----- Entries supplied -----
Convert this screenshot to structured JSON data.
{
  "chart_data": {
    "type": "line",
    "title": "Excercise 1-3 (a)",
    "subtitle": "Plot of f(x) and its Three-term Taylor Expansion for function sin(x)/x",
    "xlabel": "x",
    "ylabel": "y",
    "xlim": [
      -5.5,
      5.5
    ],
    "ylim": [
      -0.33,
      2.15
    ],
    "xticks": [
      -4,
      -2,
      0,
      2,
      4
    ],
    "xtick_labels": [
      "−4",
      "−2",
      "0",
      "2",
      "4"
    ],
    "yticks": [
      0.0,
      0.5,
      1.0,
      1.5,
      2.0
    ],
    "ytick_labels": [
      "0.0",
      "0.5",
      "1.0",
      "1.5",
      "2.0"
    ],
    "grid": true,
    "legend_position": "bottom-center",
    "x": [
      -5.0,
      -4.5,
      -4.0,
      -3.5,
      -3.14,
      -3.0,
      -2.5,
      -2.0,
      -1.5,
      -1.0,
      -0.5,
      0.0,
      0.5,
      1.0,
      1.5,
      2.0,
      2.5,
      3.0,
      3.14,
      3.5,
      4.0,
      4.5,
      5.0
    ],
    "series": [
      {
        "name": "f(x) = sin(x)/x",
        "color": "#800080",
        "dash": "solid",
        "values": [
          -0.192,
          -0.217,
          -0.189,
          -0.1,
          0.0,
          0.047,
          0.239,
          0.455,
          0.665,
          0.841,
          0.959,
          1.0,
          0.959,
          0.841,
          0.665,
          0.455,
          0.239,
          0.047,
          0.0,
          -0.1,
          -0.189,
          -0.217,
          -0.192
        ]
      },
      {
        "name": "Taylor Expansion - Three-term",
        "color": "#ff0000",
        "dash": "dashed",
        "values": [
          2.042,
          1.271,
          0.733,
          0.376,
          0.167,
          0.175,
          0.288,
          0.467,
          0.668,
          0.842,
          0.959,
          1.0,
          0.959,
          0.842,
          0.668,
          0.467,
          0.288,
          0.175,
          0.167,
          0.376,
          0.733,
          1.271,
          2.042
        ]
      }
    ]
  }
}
-----
Required task: Work through the records line by line and tally those with the word "term". Report only the total.

Full output: 2